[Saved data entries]
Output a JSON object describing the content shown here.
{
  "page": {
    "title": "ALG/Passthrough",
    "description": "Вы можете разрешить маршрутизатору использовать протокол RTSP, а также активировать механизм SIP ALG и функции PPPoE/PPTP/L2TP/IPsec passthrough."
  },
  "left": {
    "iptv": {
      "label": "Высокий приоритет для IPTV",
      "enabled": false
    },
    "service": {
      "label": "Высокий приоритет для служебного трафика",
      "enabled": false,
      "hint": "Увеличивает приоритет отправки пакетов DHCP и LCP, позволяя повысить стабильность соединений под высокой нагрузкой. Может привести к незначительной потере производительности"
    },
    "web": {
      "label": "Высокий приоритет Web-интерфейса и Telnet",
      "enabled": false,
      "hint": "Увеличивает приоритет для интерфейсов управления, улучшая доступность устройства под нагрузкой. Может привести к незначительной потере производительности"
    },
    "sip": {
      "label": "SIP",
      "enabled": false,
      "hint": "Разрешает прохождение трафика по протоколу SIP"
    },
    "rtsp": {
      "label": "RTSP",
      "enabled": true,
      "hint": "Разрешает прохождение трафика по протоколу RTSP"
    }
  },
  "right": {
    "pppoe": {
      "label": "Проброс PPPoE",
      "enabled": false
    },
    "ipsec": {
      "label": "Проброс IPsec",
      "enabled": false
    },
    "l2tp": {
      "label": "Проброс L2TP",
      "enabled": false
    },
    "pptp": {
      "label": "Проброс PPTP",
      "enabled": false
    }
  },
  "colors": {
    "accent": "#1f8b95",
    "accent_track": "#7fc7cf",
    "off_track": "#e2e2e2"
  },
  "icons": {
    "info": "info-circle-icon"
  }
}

...

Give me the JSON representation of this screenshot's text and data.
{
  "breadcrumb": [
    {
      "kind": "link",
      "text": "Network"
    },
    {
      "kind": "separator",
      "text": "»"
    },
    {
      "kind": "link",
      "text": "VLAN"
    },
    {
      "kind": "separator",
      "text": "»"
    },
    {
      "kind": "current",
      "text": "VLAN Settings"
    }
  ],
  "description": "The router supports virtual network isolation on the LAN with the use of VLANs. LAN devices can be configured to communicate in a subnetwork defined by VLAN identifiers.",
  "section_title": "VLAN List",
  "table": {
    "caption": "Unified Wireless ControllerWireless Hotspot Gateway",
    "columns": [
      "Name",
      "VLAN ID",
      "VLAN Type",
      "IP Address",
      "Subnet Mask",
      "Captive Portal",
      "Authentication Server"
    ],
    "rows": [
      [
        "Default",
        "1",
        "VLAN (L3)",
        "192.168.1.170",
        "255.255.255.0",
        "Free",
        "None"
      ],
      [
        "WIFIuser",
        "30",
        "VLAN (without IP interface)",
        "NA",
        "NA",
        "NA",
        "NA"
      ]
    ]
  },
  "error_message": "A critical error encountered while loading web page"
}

--

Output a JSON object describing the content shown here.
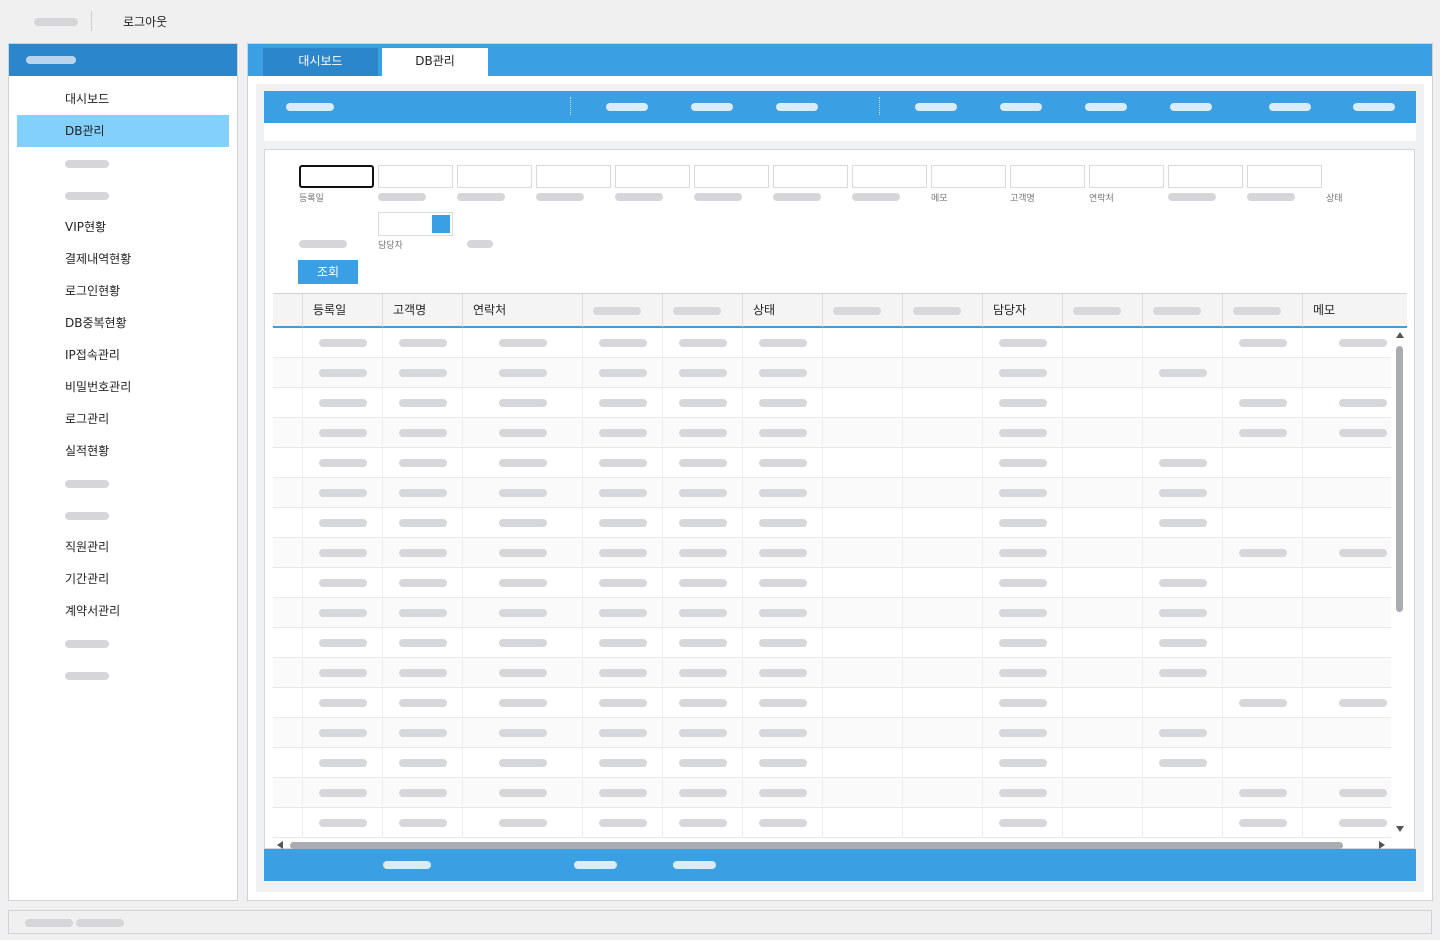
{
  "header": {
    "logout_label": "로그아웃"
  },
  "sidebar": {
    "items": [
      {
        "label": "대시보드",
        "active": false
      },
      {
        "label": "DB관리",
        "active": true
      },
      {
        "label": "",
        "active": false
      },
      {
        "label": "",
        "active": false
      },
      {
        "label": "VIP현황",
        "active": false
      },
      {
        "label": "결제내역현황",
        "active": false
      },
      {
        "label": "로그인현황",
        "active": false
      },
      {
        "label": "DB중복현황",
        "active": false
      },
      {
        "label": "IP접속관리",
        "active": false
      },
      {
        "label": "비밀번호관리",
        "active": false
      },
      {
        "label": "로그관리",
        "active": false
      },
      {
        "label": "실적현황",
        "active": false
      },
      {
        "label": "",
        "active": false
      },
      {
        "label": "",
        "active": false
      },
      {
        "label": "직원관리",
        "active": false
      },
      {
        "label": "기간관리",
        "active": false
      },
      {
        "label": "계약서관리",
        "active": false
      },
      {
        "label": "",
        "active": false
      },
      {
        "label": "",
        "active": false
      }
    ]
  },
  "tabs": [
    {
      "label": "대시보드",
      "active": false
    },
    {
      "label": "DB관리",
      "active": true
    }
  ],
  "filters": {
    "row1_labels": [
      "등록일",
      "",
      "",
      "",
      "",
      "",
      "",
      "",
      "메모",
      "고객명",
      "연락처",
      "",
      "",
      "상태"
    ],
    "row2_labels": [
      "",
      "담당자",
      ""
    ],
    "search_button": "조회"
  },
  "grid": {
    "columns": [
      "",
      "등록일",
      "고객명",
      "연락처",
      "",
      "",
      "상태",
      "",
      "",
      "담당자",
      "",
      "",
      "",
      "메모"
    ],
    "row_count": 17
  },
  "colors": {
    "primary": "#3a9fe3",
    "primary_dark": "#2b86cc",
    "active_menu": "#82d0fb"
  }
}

**Given request**
Count every line in the preceding entries where the string "незначительной" appears, then state only the total.

**Exercise output**
2